Problem requirements =
Images must not appear in your copy; reproduce every other part of the records exactly.

━━━━

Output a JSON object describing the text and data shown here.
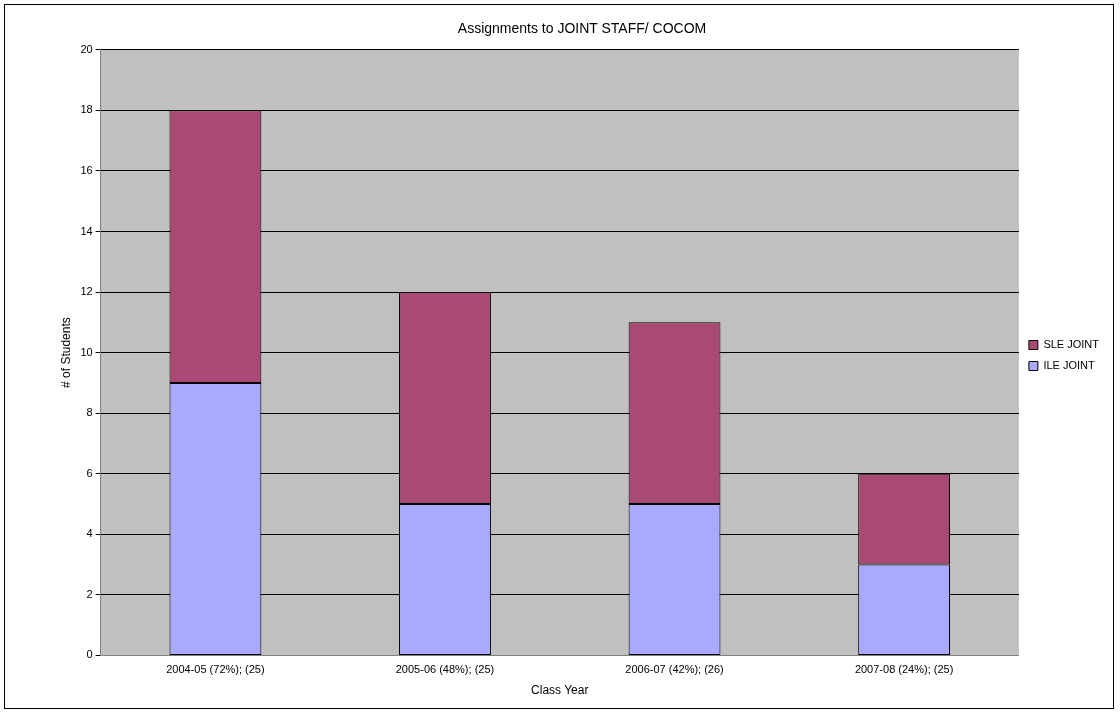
{
  "chart_data": {
    "type": "bar",
    "title": "Assignments to JOINT STAFF/ COCOM",
    "xlabel": "Class Year",
    "ylabel": "# of Students",
    "categories": [
      "2004-05 (72%); (25)",
      "2005-06 (48%); (25)",
      "2006-07 (42%); (26)",
      "2007-08 (24%); (25)"
    ],
    "series": [
      {
        "name": "ILE JOINT",
        "color": "#a9a9ff",
        "values": [
          9,
          5,
          5,
          3
        ]
      },
      {
        "name": "SLE JOINT",
        "color": "#a94a74",
        "values": [
          9,
          7,
          6,
          3
        ]
      }
    ],
    "stacked": true,
    "ylim": [
      0,
      20
    ],
    "yticks": [
      0,
      2,
      4,
      6,
      8,
      10,
      12,
      14,
      16,
      18,
      20
    ],
    "grid": "y",
    "legend": "right"
  }
}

━━━━

Answer for the task =
Output a JSON object describing the text and data shown here.
{
  "chart_data": {
    "type": "bar",
    "title": "Assignments to JOINT STAFF/ COCOM",
    "xlabel": "Class Year",
    "ylabel": "# of Students",
    "categories": [
      "2004-05 (72%); (25)",
      "2005-06 (48%); (25)",
      "2006-07 (42%); (26)",
      "2007-08 (24%); (25)"
    ],
    "series": [
      {
        "name": "ILE JOINT",
        "color": "#a9a9ff",
        "values": [
          9,
          5,
          5,
          3
        ]
      },
      {
        "name": "SLE JOINT",
        "color": "#a94a74",
        "values": [
          9,
          7,
          6,
          3
        ]
      }
    ],
    "stacked": true,
    "ylim": [
      0,
      20
    ],
    "yticks": [
      0,
      2,
      4,
      6,
      8,
      10,
      12,
      14,
      16,
      18,
      20
    ],
    "grid": "y",
    "legend": "right"
  }
}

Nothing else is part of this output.